_Exercise details_. Repeat the whole listing below, word for word.

-- Start --

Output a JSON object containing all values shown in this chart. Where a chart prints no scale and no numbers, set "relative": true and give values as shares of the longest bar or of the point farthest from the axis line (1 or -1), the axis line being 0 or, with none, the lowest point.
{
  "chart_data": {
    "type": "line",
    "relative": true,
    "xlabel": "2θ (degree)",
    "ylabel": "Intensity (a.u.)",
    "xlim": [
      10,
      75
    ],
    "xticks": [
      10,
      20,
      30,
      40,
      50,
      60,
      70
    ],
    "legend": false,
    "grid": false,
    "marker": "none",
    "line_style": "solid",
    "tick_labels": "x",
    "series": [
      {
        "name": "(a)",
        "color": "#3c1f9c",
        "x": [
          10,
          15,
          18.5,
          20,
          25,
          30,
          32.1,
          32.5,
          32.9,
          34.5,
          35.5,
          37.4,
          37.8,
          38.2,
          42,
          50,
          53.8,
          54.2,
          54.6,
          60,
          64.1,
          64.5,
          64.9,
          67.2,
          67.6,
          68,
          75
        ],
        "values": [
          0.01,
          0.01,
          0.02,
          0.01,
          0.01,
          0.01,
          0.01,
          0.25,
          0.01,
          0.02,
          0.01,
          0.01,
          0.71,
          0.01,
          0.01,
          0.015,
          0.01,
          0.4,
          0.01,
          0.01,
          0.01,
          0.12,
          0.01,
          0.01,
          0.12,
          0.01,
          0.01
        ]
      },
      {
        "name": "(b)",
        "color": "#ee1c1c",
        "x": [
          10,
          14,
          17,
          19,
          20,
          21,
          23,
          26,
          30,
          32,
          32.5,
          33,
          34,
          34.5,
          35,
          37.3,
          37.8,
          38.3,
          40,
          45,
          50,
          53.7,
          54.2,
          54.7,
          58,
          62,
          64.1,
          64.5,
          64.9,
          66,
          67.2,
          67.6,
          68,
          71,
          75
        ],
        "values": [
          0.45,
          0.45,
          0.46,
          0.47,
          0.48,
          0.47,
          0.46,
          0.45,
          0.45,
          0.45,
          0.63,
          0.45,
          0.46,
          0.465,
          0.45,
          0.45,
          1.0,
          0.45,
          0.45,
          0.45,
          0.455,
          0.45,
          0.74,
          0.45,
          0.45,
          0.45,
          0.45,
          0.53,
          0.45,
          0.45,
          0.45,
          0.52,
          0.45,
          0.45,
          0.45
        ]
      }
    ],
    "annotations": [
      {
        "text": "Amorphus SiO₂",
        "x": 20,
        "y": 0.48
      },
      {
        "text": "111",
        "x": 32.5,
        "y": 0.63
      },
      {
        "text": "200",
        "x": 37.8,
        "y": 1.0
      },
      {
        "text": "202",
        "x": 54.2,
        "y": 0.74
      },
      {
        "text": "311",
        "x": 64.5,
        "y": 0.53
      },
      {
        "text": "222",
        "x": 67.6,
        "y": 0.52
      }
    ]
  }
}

-- End --

_Completed exercise_.
Output a JSON object containing all values shown in this chart. Where a chart prints no scale and no numbers, set "relative": true and give values as shares of the longest bar or of the point farthest from the axis line (1 or -1), the axis line being 0 or, with none, the lowest point.
{
  "chart_data": {
    "type": "line",
    "relative": true,
    "xlabel": "2θ (degree)",
    "ylabel": "Intensity (a.u.)",
    "xlim": [
      10,
      75
    ],
    "xticks": [
      10,
      20,
      30,
      40,
      50,
      60,
      70
    ],
    "legend": false,
    "grid": false,
    "marker": "none",
    "line_style": "solid",
    "tick_labels": "x",
    "series": [
      {
        "name": "(a)",
        "color": "#3c1f9c",
        "x": [
          10,
          15,
          18.5,
          20,
          25,
          30,
          32.1,
          32.5,
          32.9,
          34.5,
          35.5,
          37.4,
          37.8,
          38.2,
          42,
          50,
          53.8,
          54.2,
          54.6,
          60,
          64.1,
          64.5,
          64.9,
          67.2,
          67.6,
          68,
          75
        ],
        "values": [
          0.01,
          0.01,
          0.02,
          0.01,
          0.01,
          0.01,
          0.01,
          0.25,
          0.01,
          0.02,
          0.01,
          0.01,
          0.71,
          0.01,
          0.01,
          0.015,
          0.01,
          0.4,
          0.01,
          0.01,
          0.01,
          0.12,
          0.01,
          0.01,
          0.12,
          0.01,
          0.01
        ]
      },
      {
        "name": "(b)",
        "color": "#ee1c1c",
        "x": [
          10,
          14,
          17,
          19,
          20,
          21,
          23,
          26,
          30,
          32,
          32.5,
          33,
          34,
          34.5,
          35,
          37.3,
          37.8,
          38.3,
          40,
          45,
          50,
          53.7,
          54.2,
          54.7,
          58,
          62,
          64.1,
          64.5,
          64.9,
          66,
          67.2,
          67.6,
          68,
          71,
          75
        ],
        "values": [
          0.45,
          0.45,
          0.46,
          0.47,
          0.48,
          0.47,
          0.46,
          0.45,
          0.45,
          0.45,
          0.63,
          0.45,
          0.46,
          0.465,
          0.45,
          0.45,
          1.0,
          0.45,
          0.45,
          0.45,
          0.455,
          0.45,
          0.74,
          0.45,
          0.45,
          0.45,
          0.45,
          0.53,
          0.45,
          0.45,
          0.45,
          0.52,
          0.45,
          0.45,
          0.45
        ]
      }
    ],
    "annotations": [
      {
        "text": "Amorphus SiO₂",
        "x": 20,
        "y": 0.48
      },
      {
        "text": "111",
        "x": 32.5,
        "y": 0.63
      },
      {
        "text": "200",
        "x": 37.8,
        "y": 1.0
      },
      {
        "text": "202",
        "x": 54.2,
        "y": 0.74
      },
      {
        "text": "311",
        "x": 64.5,
        "y": 0.53
      },
      {
        "text": "222",
        "x": 67.6,
        "y": 0.52
      }
    ]
  }
}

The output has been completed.